Stated problem –
Skip the images. Copy the records exactly as written.

Stored records

►

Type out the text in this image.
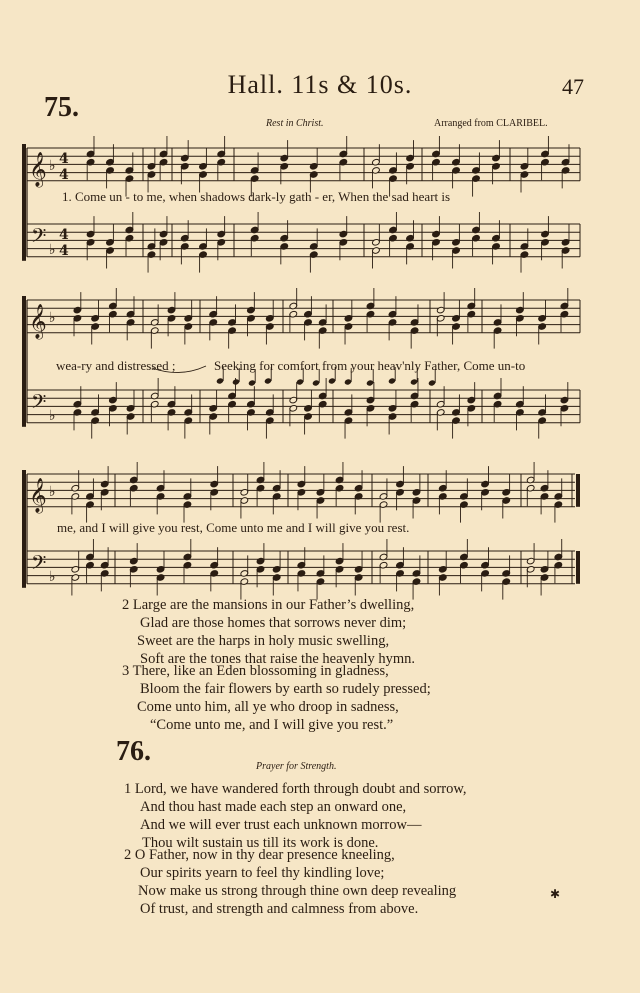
Hall. 11s & 10s.	47
75.
Rest in Christ.	Arranged from CLARIBEL.
𝄞 ♭ 4
4
𝄢 ♭
4
4
𝄞 ♭
𝄢 ♭
𝄞 ♭
𝄢 ♭
1. Come un - to me, when shadows dark-ly gath - er, When the sad heart is
wea-ry and distressed ;	Seeking for comfort from your heav'nly Father, Come un-to
me, and I will give you rest, Come unto me and I will give you rest.
2 Large are the mansions in our Father’s dwelling,
Glad are those homes that sorrows never dim;
Sweet are the harps in holy music swelling,
Soft are the tones that raise the heavenly hymn.
3 There, like an Eden blossoming in gladness,
Bloom the fair flowers by earth so rudely pressed;
Come unto him, all ye who droop in sadness,
“Come unto me, and I will give you rest.”
76.	Prayer for Strength.
1 Lord, we have wandered forth through doubt and sorrow,
And thou hast made each step an onward one,
And we will ever trust each unknown morrow—
Thou wilt sustain us till its work is done.
2 O Father, now in thy dear presence kneeling,
Our spirits yearn to feel thy kindling love;
Now make us strong through thine own deep revealing
Of trust, and strength and calmness from above.
✱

◄

Answer –
Type out the text in this image.
Hall. 11s & 10s.	47
75.
Rest in Christ.	Arranged from CLARIBEL.
𝄞 ♭ 4
4
𝄢 ♭
4
4
𝄞 ♭
𝄢 ♭
𝄞 ♭
𝄢 ♭
1. Come un - to me, when shadows dark-ly gath - er, When the sad heart is
wea-ry and distressed ;	Seeking for comfort from your heav'nly Father, Come un-to
me, and I will give you rest, Come unto me and I will give you rest.
2 Large are the mansions in our Father’s dwelling,
Glad are those homes that sorrows never dim;
Sweet are the harps in holy music swelling,
Soft are the tones that raise the heavenly hymn.
3 There, like an Eden blossoming in gladness,
Bloom the fair flowers by earth so rudely pressed;
Come unto him, all ye who droop in sadness,
“Come unto me, and I will give you rest.”
76.	Prayer for Strength.
1 Lord, we have wandered forth through doubt and sorrow,
And thou hast made each step an onward one,
And we will ever trust each unknown morrow—
Thou wilt sustain us till its work is done.
2 O Father, now in thy dear presence kneeling,
Our spirits yearn to feel thy kindling love;
Now make us strong through thine own deep revealing
Of trust, and strength and calmness from above.
✱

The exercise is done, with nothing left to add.